> _Exercise_
Extract the text of every entry below exactly; leave images out.

>> Begin

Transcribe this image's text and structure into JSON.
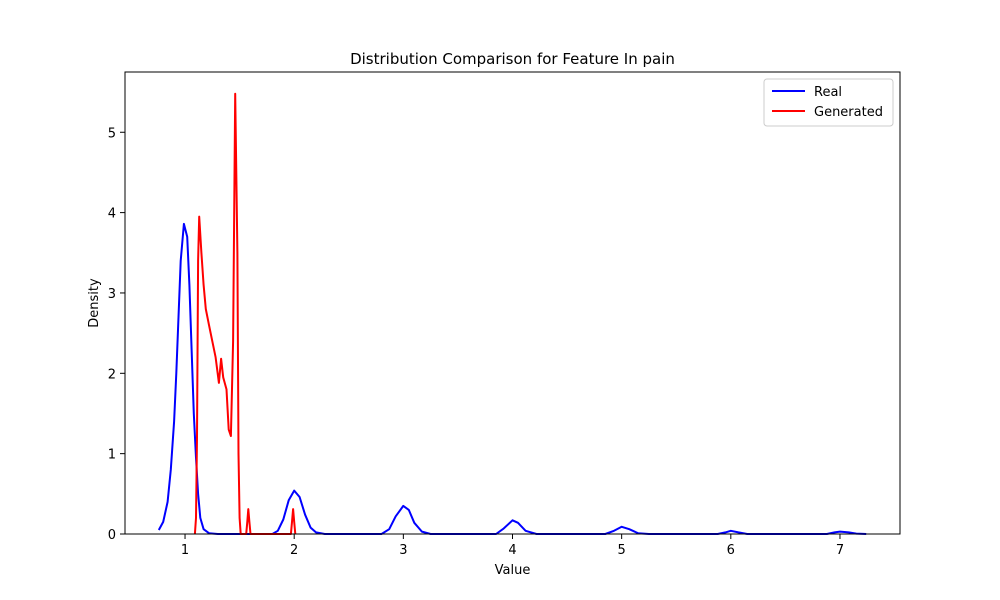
{
  "chart_data": {
    "type": "line",
    "title": "Distribution Comparison for Feature In pain",
    "xlabel": "Value",
    "ylabel": "Density",
    "xlim": [
      0.45,
      7.55
    ],
    "ylim": [
      0,
      5.75
    ],
    "xticks": [
      1,
      2,
      3,
      4,
      5,
      6,
      7
    ],
    "yticks": [
      0,
      1,
      2,
      3,
      4,
      5
    ],
    "grid": false,
    "legend": {
      "position": "top-right"
    },
    "series": [
      {
        "name": "Real",
        "color": "#0000ff",
        "points": [
          [
            0.76,
            0.05
          ],
          [
            0.8,
            0.15
          ],
          [
            0.84,
            0.4
          ],
          [
            0.87,
            0.8
          ],
          [
            0.9,
            1.4
          ],
          [
            0.92,
            2.0
          ],
          [
            0.94,
            2.7
          ],
          [
            0.96,
            3.4
          ],
          [
            0.99,
            3.86
          ],
          [
            1.02,
            3.7
          ],
          [
            1.04,
            3.1
          ],
          [
            1.06,
            2.3
          ],
          [
            1.08,
            1.5
          ],
          [
            1.1,
            0.95
          ],
          [
            1.12,
            0.5
          ],
          [
            1.14,
            0.2
          ],
          [
            1.17,
            0.06
          ],
          [
            1.22,
            0.01
          ],
          [
            1.3,
            0.0
          ],
          [
            1.8,
            0.0
          ],
          [
            1.85,
            0.04
          ],
          [
            1.9,
            0.18
          ],
          [
            1.95,
            0.42
          ],
          [
            2.0,
            0.54
          ],
          [
            2.05,
            0.46
          ],
          [
            2.1,
            0.24
          ],
          [
            2.15,
            0.08
          ],
          [
            2.2,
            0.02
          ],
          [
            2.28,
            0.0
          ],
          [
            2.8,
            0.0
          ],
          [
            2.87,
            0.06
          ],
          [
            2.93,
            0.22
          ],
          [
            3.0,
            0.35
          ],
          [
            3.05,
            0.3
          ],
          [
            3.1,
            0.14
          ],
          [
            3.17,
            0.03
          ],
          [
            3.25,
            0.0
          ],
          [
            3.85,
            0.0
          ],
          [
            3.92,
            0.07
          ],
          [
            4.0,
            0.17
          ],
          [
            4.05,
            0.14
          ],
          [
            4.12,
            0.04
          ],
          [
            4.22,
            0.0
          ],
          [
            4.85,
            0.0
          ],
          [
            4.93,
            0.04
          ],
          [
            5.0,
            0.09
          ],
          [
            5.07,
            0.06
          ],
          [
            5.15,
            0.01
          ],
          [
            5.25,
            0.0
          ],
          [
            5.88,
            0.0
          ],
          [
            5.95,
            0.02
          ],
          [
            6.0,
            0.04
          ],
          [
            6.07,
            0.02
          ],
          [
            6.15,
            0.0
          ],
          [
            6.88,
            0.0
          ],
          [
            6.95,
            0.02
          ],
          [
            7.0,
            0.03
          ],
          [
            7.08,
            0.02
          ],
          [
            7.15,
            0.005
          ],
          [
            7.24,
            0.0
          ]
        ]
      },
      {
        "name": "Generated",
        "color": "#ff0000",
        "points": [
          [
            1.09,
            0.0
          ],
          [
            1.1,
            0.2
          ],
          [
            1.11,
            1.2
          ],
          [
            1.12,
            3.4
          ],
          [
            1.13,
            3.95
          ],
          [
            1.15,
            3.5
          ],
          [
            1.17,
            3.1
          ],
          [
            1.19,
            2.8
          ],
          [
            1.22,
            2.6
          ],
          [
            1.25,
            2.4
          ],
          [
            1.28,
            2.2
          ],
          [
            1.31,
            1.88
          ],
          [
            1.33,
            2.18
          ],
          [
            1.35,
            1.95
          ],
          [
            1.38,
            1.8
          ],
          [
            1.4,
            1.3
          ],
          [
            1.42,
            1.22
          ],
          [
            1.44,
            2.4
          ],
          [
            1.46,
            5.48
          ],
          [
            1.48,
            3.5
          ],
          [
            1.49,
            1.0
          ],
          [
            1.5,
            0.2
          ],
          [
            1.51,
            0.0
          ],
          [
            1.56,
            0.0
          ],
          [
            1.57,
            0.15
          ],
          [
            1.58,
            0.31
          ],
          [
            1.59,
            0.15
          ],
          [
            1.6,
            0.0
          ],
          [
            1.97,
            0.0
          ],
          [
            1.98,
            0.15
          ],
          [
            1.99,
            0.31
          ],
          [
            2.0,
            0.15
          ],
          [
            2.01,
            0.0
          ]
        ]
      }
    ]
  }
}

>> End

> _Final result_
Transcribe this image's text and structure into JSON.
{
  "chart_data": {
    "type": "line",
    "title": "Distribution Comparison for Feature In pain",
    "xlabel": "Value",
    "ylabel": "Density",
    "xlim": [
      0.45,
      7.55
    ],
    "ylim": [
      0,
      5.75
    ],
    "xticks": [
      1,
      2,
      3,
      4,
      5,
      6,
      7
    ],
    "yticks": [
      0,
      1,
      2,
      3,
      4,
      5
    ],
    "grid": false,
    "legend": {
      "position": "top-right"
    },
    "series": [
      {
        "name": "Real",
        "color": "#0000ff",
        "points": [
          [
            0.76,
            0.05
          ],
          [
            0.8,
            0.15
          ],
          [
            0.84,
            0.4
          ],
          [
            0.87,
            0.8
          ],
          [
            0.9,
            1.4
          ],
          [
            0.92,
            2.0
          ],
          [
            0.94,
            2.7
          ],
          [
            0.96,
            3.4
          ],
          [
            0.99,
            3.86
          ],
          [
            1.02,
            3.7
          ],
          [
            1.04,
            3.1
          ],
          [
            1.06,
            2.3
          ],
          [
            1.08,
            1.5
          ],
          [
            1.1,
            0.95
          ],
          [
            1.12,
            0.5
          ],
          [
            1.14,
            0.2
          ],
          [
            1.17,
            0.06
          ],
          [
            1.22,
            0.01
          ],
          [
            1.3,
            0.0
          ],
          [
            1.8,
            0.0
          ],
          [
            1.85,
            0.04
          ],
          [
            1.9,
            0.18
          ],
          [
            1.95,
            0.42
          ],
          [
            2.0,
            0.54
          ],
          [
            2.05,
            0.46
          ],
          [
            2.1,
            0.24
          ],
          [
            2.15,
            0.08
          ],
          [
            2.2,
            0.02
          ],
          [
            2.28,
            0.0
          ],
          [
            2.8,
            0.0
          ],
          [
            2.87,
            0.06
          ],
          [
            2.93,
            0.22
          ],
          [
            3.0,
            0.35
          ],
          [
            3.05,
            0.3
          ],
          [
            3.1,
            0.14
          ],
          [
            3.17,
            0.03
          ],
          [
            3.25,
            0.0
          ],
          [
            3.85,
            0.0
          ],
          [
            3.92,
            0.07
          ],
          [
            4.0,
            0.17
          ],
          [
            4.05,
            0.14
          ],
          [
            4.12,
            0.04
          ],
          [
            4.22,
            0.0
          ],
          [
            4.85,
            0.0
          ],
          [
            4.93,
            0.04
          ],
          [
            5.0,
            0.09
          ],
          [
            5.07,
            0.06
          ],
          [
            5.15,
            0.01
          ],
          [
            5.25,
            0.0
          ],
          [
            5.88,
            0.0
          ],
          [
            5.95,
            0.02
          ],
          [
            6.0,
            0.04
          ],
          [
            6.07,
            0.02
          ],
          [
            6.15,
            0.0
          ],
          [
            6.88,
            0.0
          ],
          [
            6.95,
            0.02
          ],
          [
            7.0,
            0.03
          ],
          [
            7.08,
            0.02
          ],
          [
            7.15,
            0.005
          ],
          [
            7.24,
            0.0
          ]
        ]
      },
      {
        "name": "Generated",
        "color": "#ff0000",
        "points": [
          [
            1.09,
            0.0
          ],
          [
            1.1,
            0.2
          ],
          [
            1.11,
            1.2
          ],
          [
            1.12,
            3.4
          ],
          [
            1.13,
            3.95
          ],
          [
            1.15,
            3.5
          ],
          [
            1.17,
            3.1
          ],
          [
            1.19,
            2.8
          ],
          [
            1.22,
            2.6
          ],
          [
            1.25,
            2.4
          ],
          [
            1.28,
            2.2
          ],
          [
            1.31,
            1.88
          ],
          [
            1.33,
            2.18
          ],
          [
            1.35,
            1.95
          ],
          [
            1.38,
            1.8
          ],
          [
            1.4,
            1.3
          ],
          [
            1.42,
            1.22
          ],
          [
            1.44,
            2.4
          ],
          [
            1.46,
            5.48
          ],
          [
            1.48,
            3.5
          ],
          [
            1.49,
            1.0
          ],
          [
            1.5,
            0.2
          ],
          [
            1.51,
            0.0
          ],
          [
            1.56,
            0.0
          ],
          [
            1.57,
            0.15
          ],
          [
            1.58,
            0.31
          ],
          [
            1.59,
            0.15
          ],
          [
            1.6,
            0.0
          ],
          [
            1.97,
            0.0
          ],
          [
            1.98,
            0.15
          ],
          [
            1.99,
            0.31
          ],
          [
            2.0,
            0.15
          ],
          [
            2.01,
            0.0
          ]
        ]
      }
    ]
  }
}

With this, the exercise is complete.